## [Exercise tasks]
1. In the Birthday Problem thread, which list does the birthday theorem belong to?
2. Using the Birthday Problem thread, explain how the statements in other theorem provers handle the number of people and the number of days in the year.
3. Please carry the Birthday Problem thread forward past its final message, before the data.

Zulip Chat Archive
Stream: Is there code for X?
Topic: Birthday Problem
Hunter Monroe (Apr 13 2021 at 05:21):
The birthday theorem is one of the 100 theorems not in Lean. To include this in lean, would it be sufficient to show 365/365 x 364/365 x ... x 343/365 < 1/2? In other theorem provers, the theorem is stated as follows. So it takes as input the number of people s=23 and the number of days in the year t=365, and then generically gives a function of s and t, such that the inequality holds for those particular s and t.
HOL: |- !s t. s HAS_SIZE 23 /\ t HAS_SIZE 365
==> 2 * CARD {f | f IN (s -> t) /\
?x y. x IN s /\ y IN s /\ ~(x = y) /\ f(x) = f(y)}
>= CARD (s -> t)
Isabelle: assumes "card S = 23" "card T = 365"
shows "2 * card {f ∈ S→\<^sub>E S T. ¬ inj_on f S} ≥ card (S →\<^sub>E T)"
Mizar: let l := picks 23 (enumerate 365) in
2 * length (filter collision l) > length l.
Johan Commelin (Apr 13 2021 at 05:24):
Personally, I would want to see it phrased in terms of probability theory.
Johan Commelin (Apr 13 2021 at 05:24):
And mathlib doesn't have much in that direction, unfortunately.
Johan Commelin (Apr 13 2021 at 06:06):
@Hunter Monroe Actually, I don't think it really has to be probability theory. But it should be a statement that is recognizably the Birthday problem, before any maths has been done.

## [Supplied data]
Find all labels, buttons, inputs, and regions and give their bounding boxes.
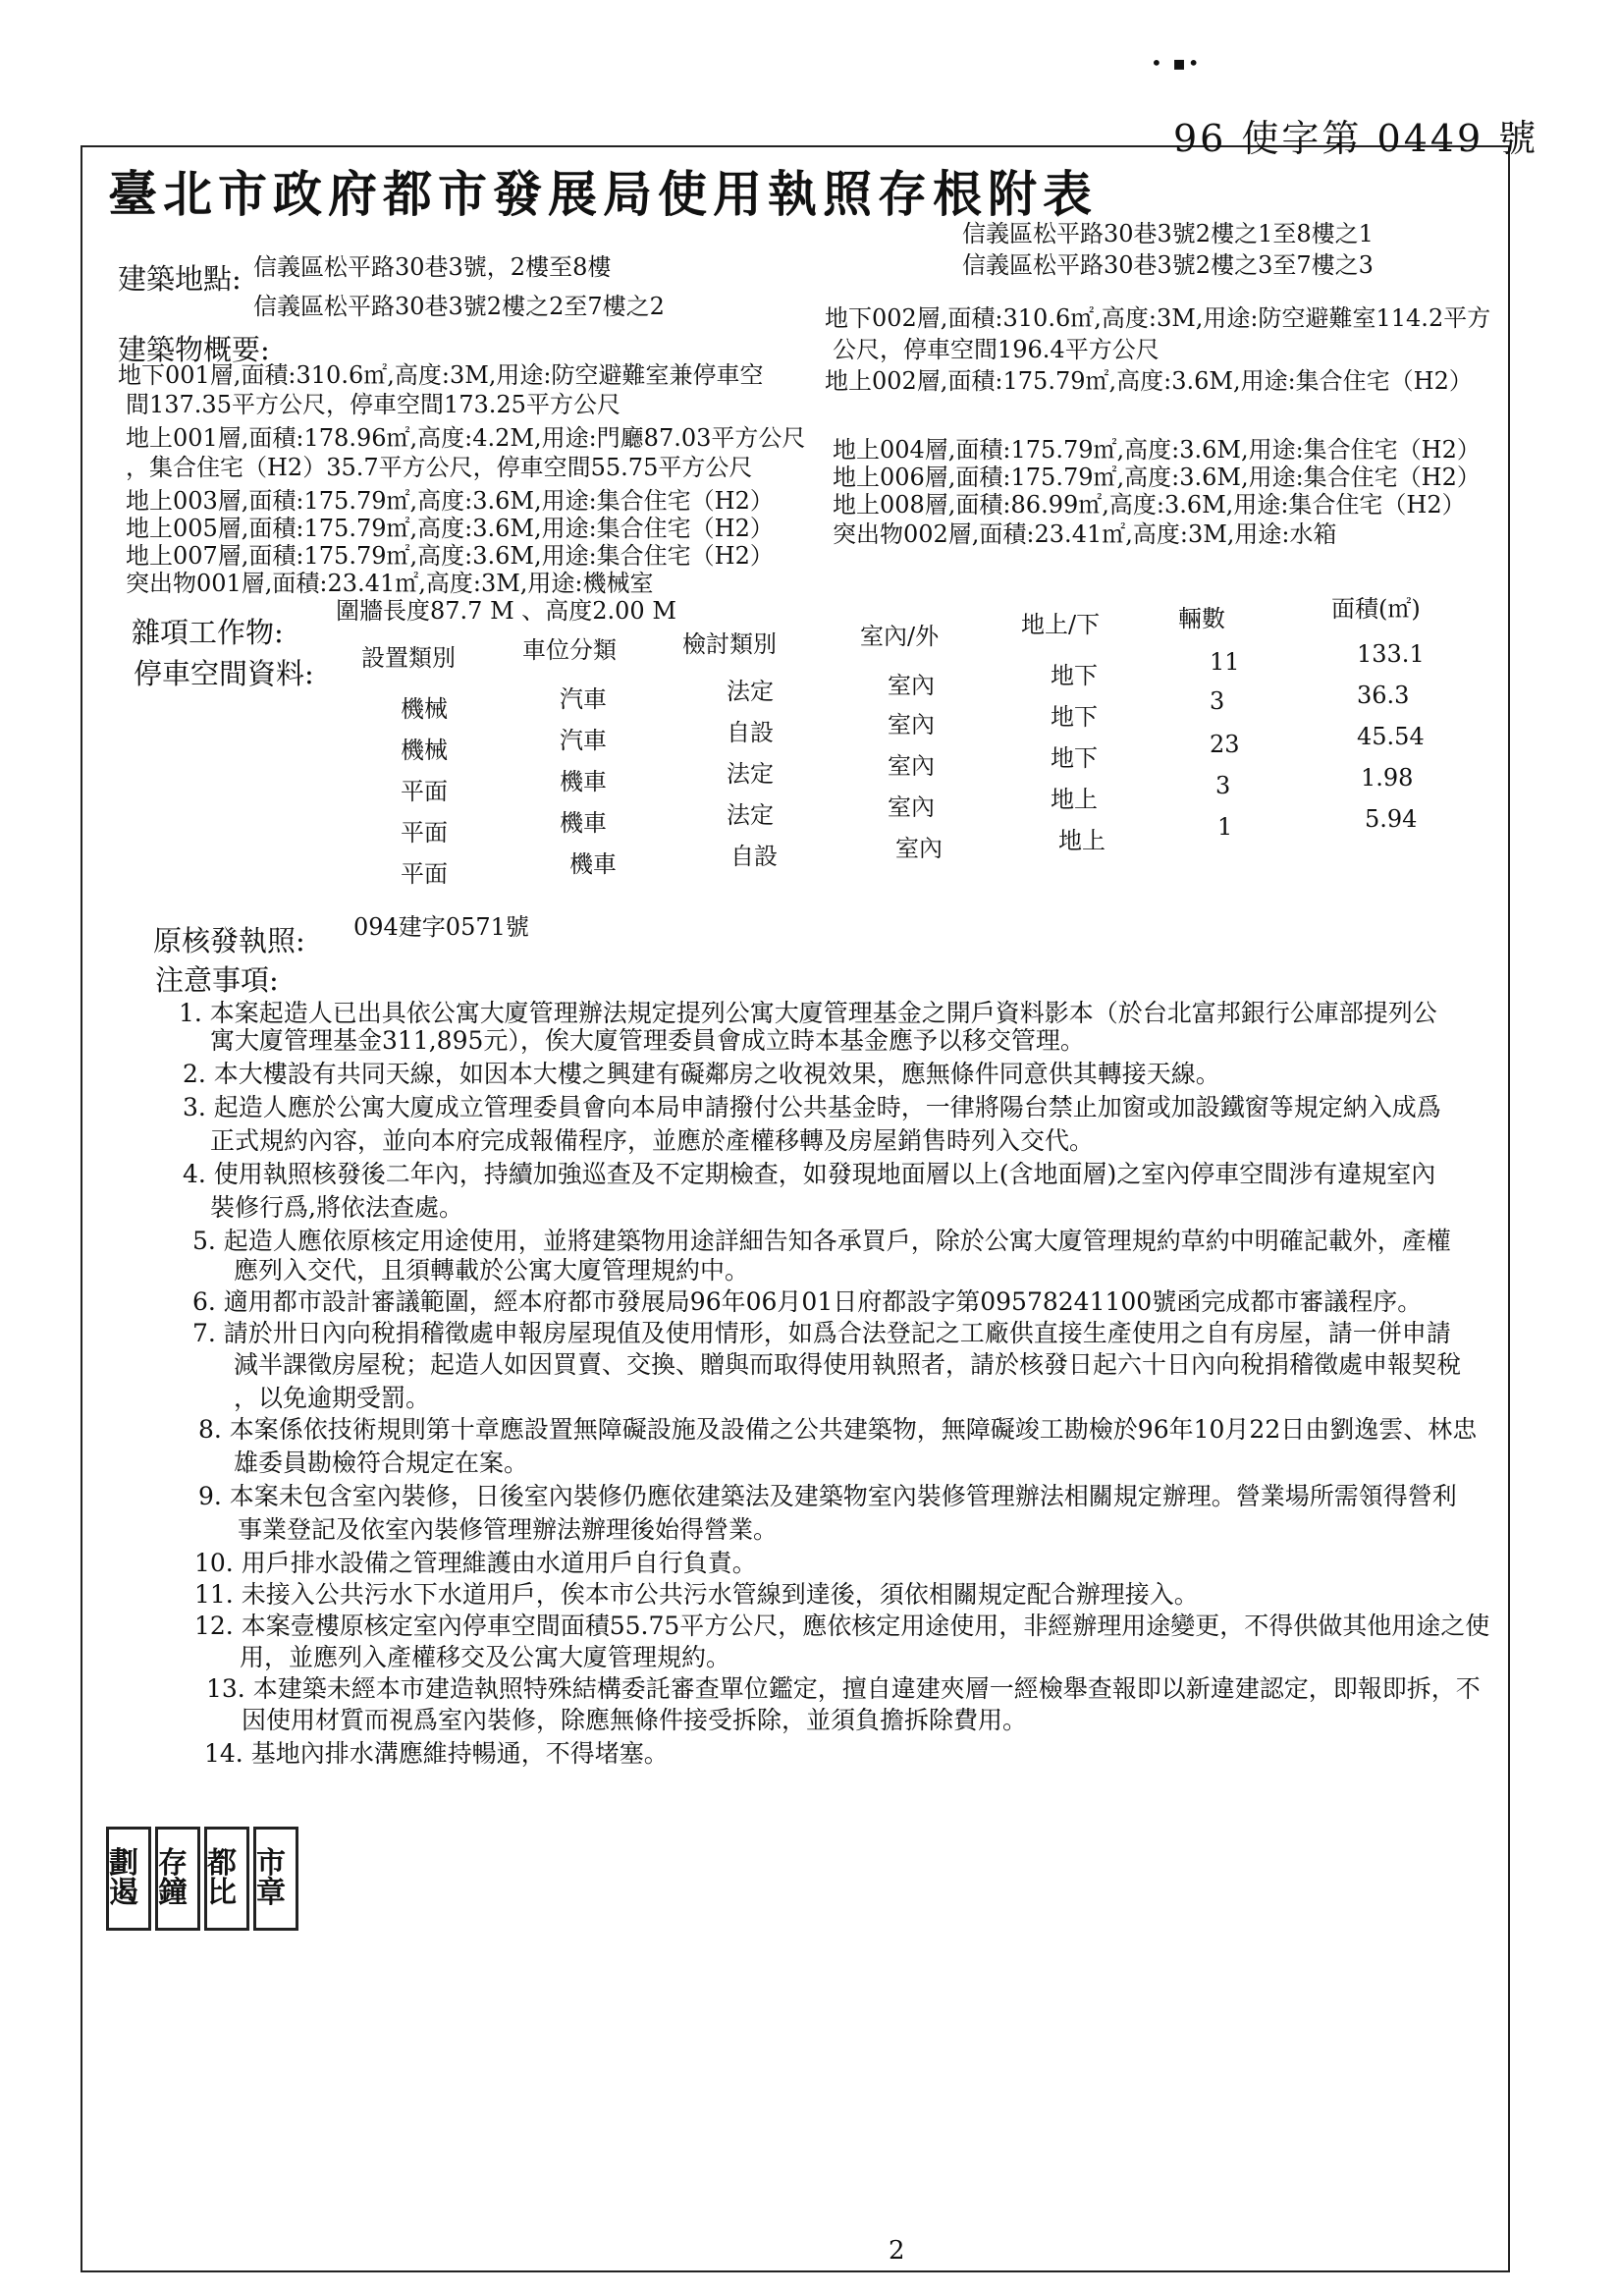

## [Results in order]
1. It is one of the 100 theorems not in Lean.

2. They take the number of people, s=23, and the number of days in the year, t=365, as input. They then give a function of s and t in general terms, such that the inequality holds for those particular values.

3.
Johan Commelin (Apr 13 2021 at 06:14):
import data.multiset
namespace multiset
variables {α : Type*} [decidable_eq α]
def likely_collision (s : multiset (multiset α)) : Prop :=
2 * (s.filter nodup).card < s.card
theorem birthday : likely_collision ((multiset.range 365).powerset_len 23) :=
sorry
end multiset
Johan Commelin (Apr 13 2021 at 06:16):
Or maybe
def likely_collision (s : multiset (multiset α)) : Prop :=
(s.filter nodup).card < (s.filter $ λ a, ¬ nodup a).card
Johan Commelin (Apr 13 2021 at 06:42):
Hmm, it seems that multiset.powerset_len
doesn't do what I thought it does.
Johan Commelin (Apr 13 2021 at 06:59):
I think this version is at least math-correct:
import data.vector2
import data.fintype.card
open fintype (card)
variables (α : Type*) [decidable_eq α] [fintype α]
def likely_collision (n : ℕ) : Prop :=
2 * (finset.univ.filter $ λ l : vector α n, l.to_list.nodup).card < card (vector α n)
theorem birthday : likely_collision (fin 365) 23 :=
begin
unfold likely_collision,
rw [card_vector, fintype.card_fin],
sorry
end
Bhavik Mehta (Apr 13 2021 at 13:26):
@Matt Kempster has also been working on this, and I think he's made a reasonable amount of progress
Matt Kempster (Apr 13 2021 at 14:28):
Yes I have, should I post what I have so far? It's very WIP but I think it's on the right track. It's not probability theory based at all - just counting numbers of injective functions from fin 23 to fin 365 and dividing by all functions from fun 23 to fin 365. This is basically how Metamath does it
Joseph Myers (Apr 14 2021 at 00:07):
The value of fintype.card (α ↪ β)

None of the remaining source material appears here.